RFC-0006: Runtime Error-Noise Reduction & Pod-Lifecycle Correctness

  • Status: Implemented (PRs #3468, #3469, #3470, #3471 — 2026-06-04; follow-ups #3472, #3473 — 2026-06-05)
  • Tracking issue: TBD (local-only doc; PRs are self-contained)
  • Supersedes: —
  • Targets: Fission v1.25.x
  • Requires: Kubernetes 1.30+ for the native sleep lifecycle handler (our floor is 1.32 — comfortable).
  • Source: error analysis of the kind v1.36.1 CI run logs (kind-logs-26955102875-v1.36.1, 2026-06-04).

For agentic workers: REQUIRED SUB-SKILL: Use superpowers:subagent-driven-development (recommended) or superpowers:executing-plans to implement this plan task-by-task. Steps use checkbox (- [ ]) syntax for tracking.

Goal: Eliminate the five classes of recurring runtime errors found in the CI log analysis, in three PRs.

Architecture: Three independent, individually-revertable PRs: (1) replace the broken exec /bin/sleep preStop hooks with the native k8s sleep lifecycle handler; (2) make deletion paths NotFound-tolerant and fix misleading error logs; (3) stop dropping kubewatcher events on transient router 404s and give CI a working metrics pipeline for HPA.

Tech Stack: Go 1.26, k8s.io/api v0.36 (core/v1.SleepAction), controller-runtime, testify, httptest.


Background — findings from the log analysis

#FindingEvidence (one CI run)
1exec /bin/sleep <grace> preStop hook fails on every pod termination: fetcher image (chainguard/static) has no /bin/sleep (273×); runtime containers sleep the full grace period so kubelet SIGKILLs the hook → exit 137 (23×); grace=0 produces a pointless sleep 0 exec round-trip (192×)299 kubelet PreStop hook failed + 276 ExecSync failed + all containerd errors
2Deletion races logged as errors: pool destroy on already-deleted Deployment; fsvc not found in cache on fn delete; setInitialBuildStatus on a deleted Package; router tap of an expired fsvcexecutor 3×, buildermgr 3×, router 8× per run
3kubewatcher events dropped when the router returns 404 during trigger→route propagation (publisher treats all 4xx as terminal, no retry)8 dropped events in one test
4buildermgr logs builder-clean failures as raw JSON (Internal error - {"artifactFilename":...,"buildLogs":""}) with no cause; builder-side Clean handler loses the underlying error2× per run
5CI kind cluster has no metrics-server → every newdeploy HPA logs unable to fetch metrics ... (get pods.metrics.k8s.io) forever; HPA scaling is never actually exercised by tests12 KCM errors per run

Non-Fission noise (no action): kubelet Failed to get status for pod ... forbidden (NodeRestriction churn race, 1344×), KCM replicaset read version not as new as written (k8s 1.36 watch-cache retries, 164×), prometheus-operator webhook failing open (58×), invalidated SA tokens (5×).

DATA:
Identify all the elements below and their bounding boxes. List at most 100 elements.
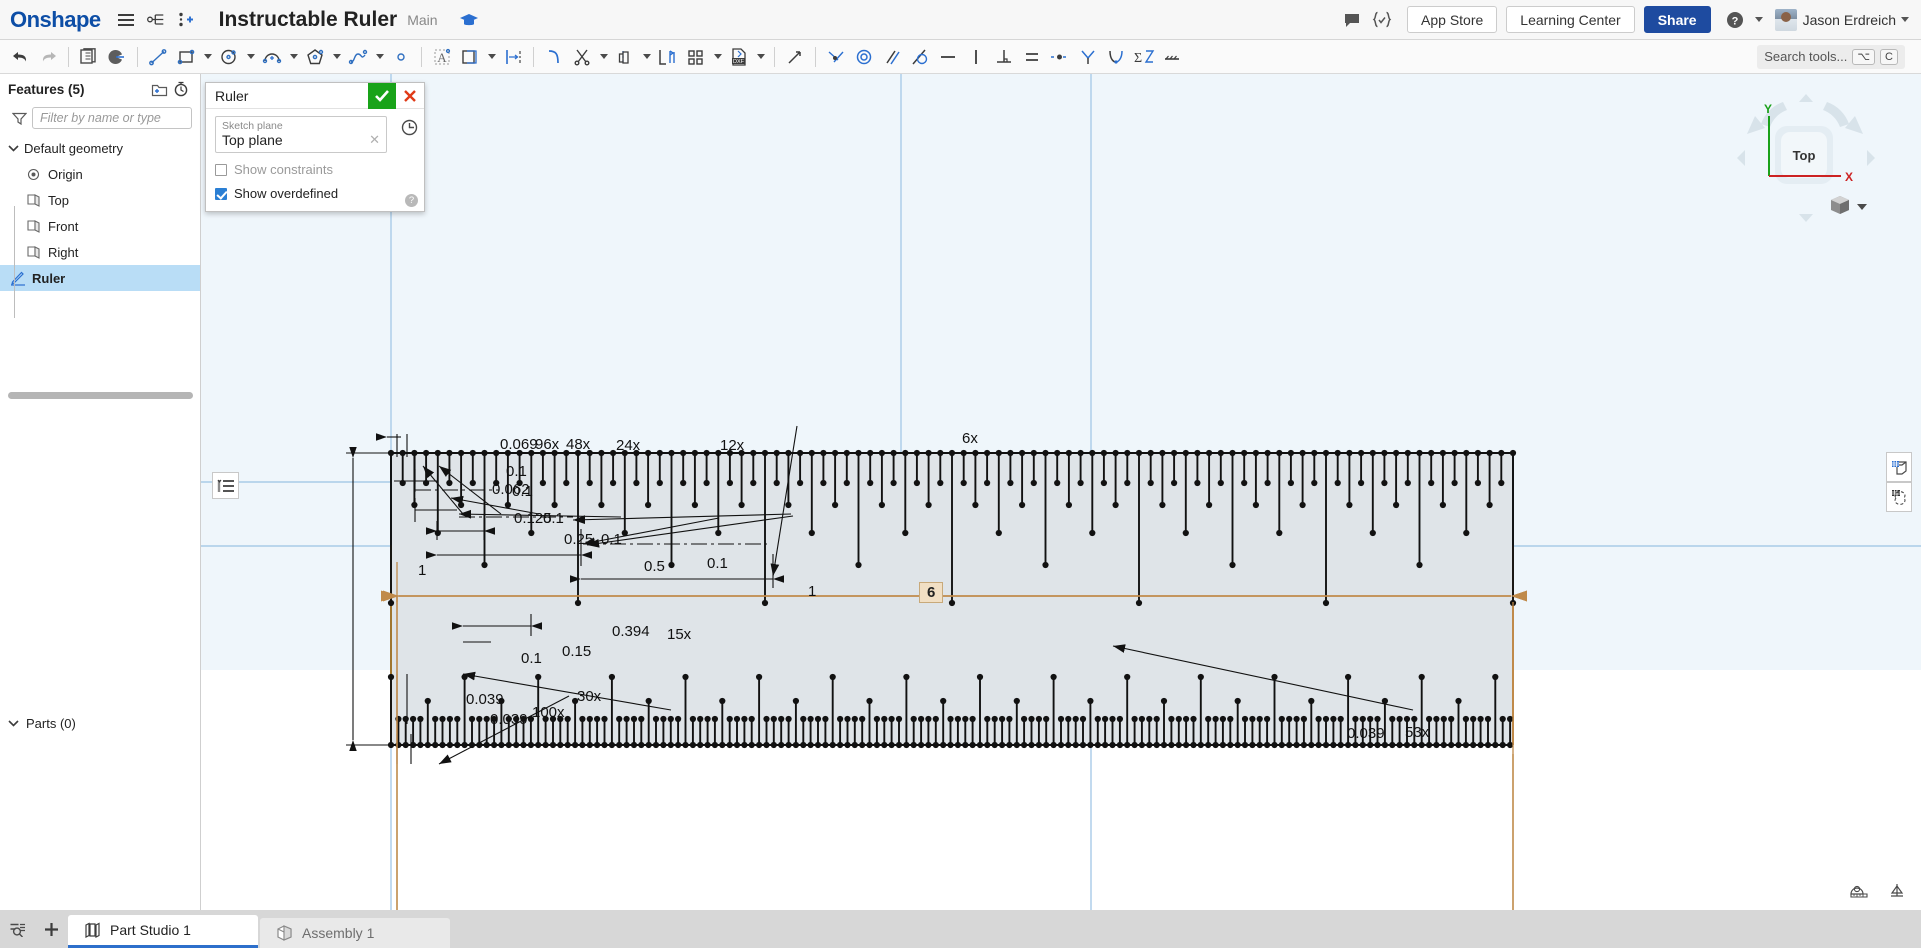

DIRECTIONS:
1. According to the RFC, what Kubernetes version is required for the native sleep lifecycle handler?
2. Please translate this sentence from the RFC into Spanish: "Goal: Eliminate the five classes of recurring runtime errors found in the CI log analysis, in three PRs."
Answer from the RFC alone, not from the data.

ANSWER SET:
1. Kubernetes 1.30 or later.

2. Objetivo: eliminar las cinco clases de errores recurrentes en tiempo de ejecución encontrados en el análisis de los registros de CI, en tres PR.